(Collected data entries)
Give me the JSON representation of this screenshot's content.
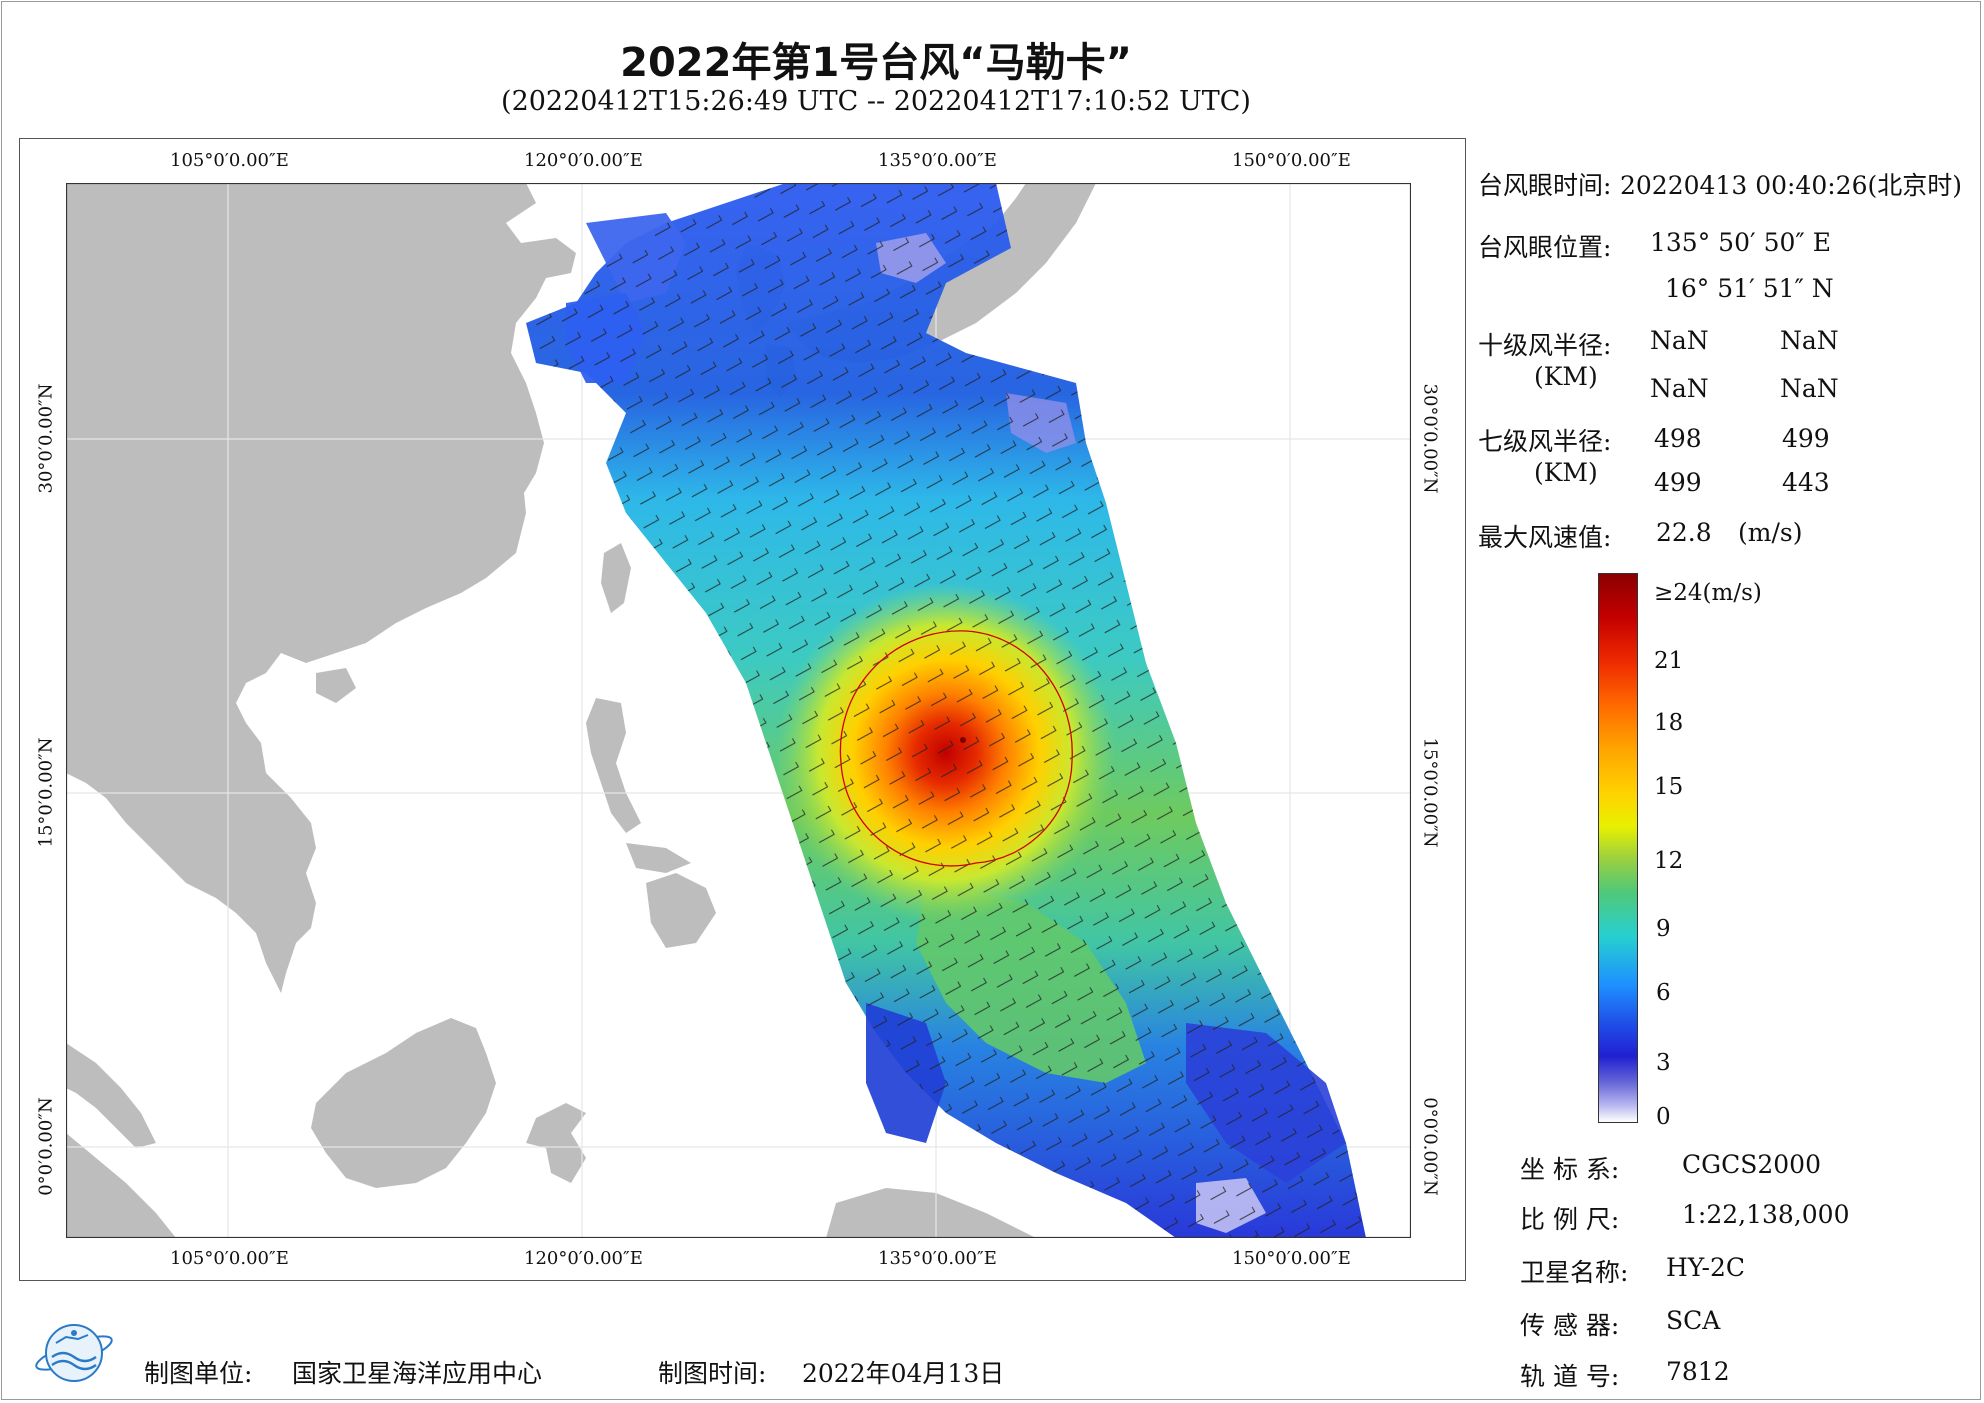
{
  "title": "2022年第1号台风“马勒卡”",
  "subtitle": "(20220412T15:26:49 UTC -- 20220412T17:10:52 UTC)",
  "map": {
    "lon_ticks": [
      "105°0′0.00″E",
      "120°0′0.00″E",
      "135°0′0.00″E",
      "150°0′0.00″E"
    ],
    "lat_ticks": [
      "30°0′0.00″N",
      "15°0′0.00″N",
      "0°0′0.00″N"
    ],
    "colors": {
      "land": "#bdbdbd",
      "ocean": "#ffffff",
      "grid": "#e6e6e6",
      "radius_circle": "#d40000"
    }
  },
  "info": {
    "eye_time_label": "台风眼时间:",
    "eye_time_value": "20220413 00:40:26(北京时)",
    "eye_pos_label": "台风眼位置:",
    "eye_lon": "135° 50′ 50″ E",
    "eye_lat": "16° 51′ 51″ N",
    "r10_label": "十级风半径:",
    "r10_unit": "(KM)",
    "r10_values": [
      "NaN",
      "NaN",
      "NaN",
      "NaN"
    ],
    "r7_label": "七级风半径:",
    "r7_unit": "(KM)",
    "r7_values": [
      "498",
      "499",
      "499",
      "443"
    ],
    "max_wind_label": "最大风速值:",
    "max_wind_value": "22.8",
    "max_wind_unit": "(m/s)"
  },
  "legend": {
    "labels": [
      "≥24(m/s)",
      "21",
      "18",
      "15",
      "12",
      "9",
      "6",
      "3",
      "0"
    ],
    "stops": [
      24,
      21,
      18,
      15,
      12,
      9,
      6,
      3,
      0
    ]
  },
  "meta": {
    "crs_label": "坐 标 系:",
    "crs_value": "CGCS2000",
    "scale_label": "比 例 尺:",
    "scale_value": "1:22,138,000",
    "satellite_label": "卫星名称:",
    "satellite_value": "HY-2C",
    "sensor_label": "传 感 器:",
    "sensor_value": "SCA",
    "orbit_label": "轨 道 号:",
    "orbit_value": "7812"
  },
  "footer": {
    "unit_label": "制图单位:",
    "unit_value": "国家卫星海洋应用中心",
    "date_label": "制图时间:",
    "date_value": "2022年04月13日"
  }
}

--- Exercise brief ---
Your task is an exact transcription of all the data, minus the pictures.

--- Task output ---
Give me the JSON representation of this screenshot's content.
{
  "title": "2022年第1号台风“马勒卡”",
  "subtitle": "(20220412T15:26:49 UTC -- 20220412T17:10:52 UTC)",
  "map": {
    "lon_ticks": [
      "105°0′0.00″E",
      "120°0′0.00″E",
      "135°0′0.00″E",
      "150°0′0.00″E"
    ],
    "lat_ticks": [
      "30°0′0.00″N",
      "15°0′0.00″N",
      "0°0′0.00″N"
    ],
    "colors": {
      "land": "#bdbdbd",
      "ocean": "#ffffff",
      "grid": "#e6e6e6",
      "radius_circle": "#d40000"
    }
  },
  "info": {
    "eye_time_label": "台风眼时间:",
    "eye_time_value": "20220413 00:40:26(北京时)",
    "eye_pos_label": "台风眼位置:",
    "eye_lon": "135° 50′ 50″ E",
    "eye_lat": "16° 51′ 51″ N",
    "r10_label": "十级风半径:",
    "r10_unit": "(KM)",
    "r10_values": [
      "NaN",
      "NaN",
      "NaN",
      "NaN"
    ],
    "r7_label": "七级风半径:",
    "r7_unit": "(KM)",
    "r7_values": [
      "498",
      "499",
      "499",
      "443"
    ],
    "max_wind_label": "最大风速值:",
    "max_wind_value": "22.8",
    "max_wind_unit": "(m/s)"
  },
  "legend": {
    "labels": [
      "≥24(m/s)",
      "21",
      "18",
      "15",
      "12",
      "9",
      "6",
      "3",
      "0"
    ],
    "stops": [
      24,
      21,
      18,
      15,
      12,
      9,
      6,
      3,
      0
    ]
  },
  "meta": {
    "crs_label": "坐 标 系:",
    "crs_value": "CGCS2000",
    "scale_label": "比 例 尺:",
    "scale_value": "1:22,138,000",
    "satellite_label": "卫星名称:",
    "satellite_value": "HY-2C",
    "sensor_label": "传 感 器:",
    "sensor_value": "SCA",
    "orbit_label": "轨 道 号:",
    "orbit_value": "7812"
  },
  "footer": {
    "unit_label": "制图单位:",
    "unit_value": "国家卫星海洋应用中心",
    "date_label": "制图时间:",
    "date_value": "2022年04月13日"
  }
}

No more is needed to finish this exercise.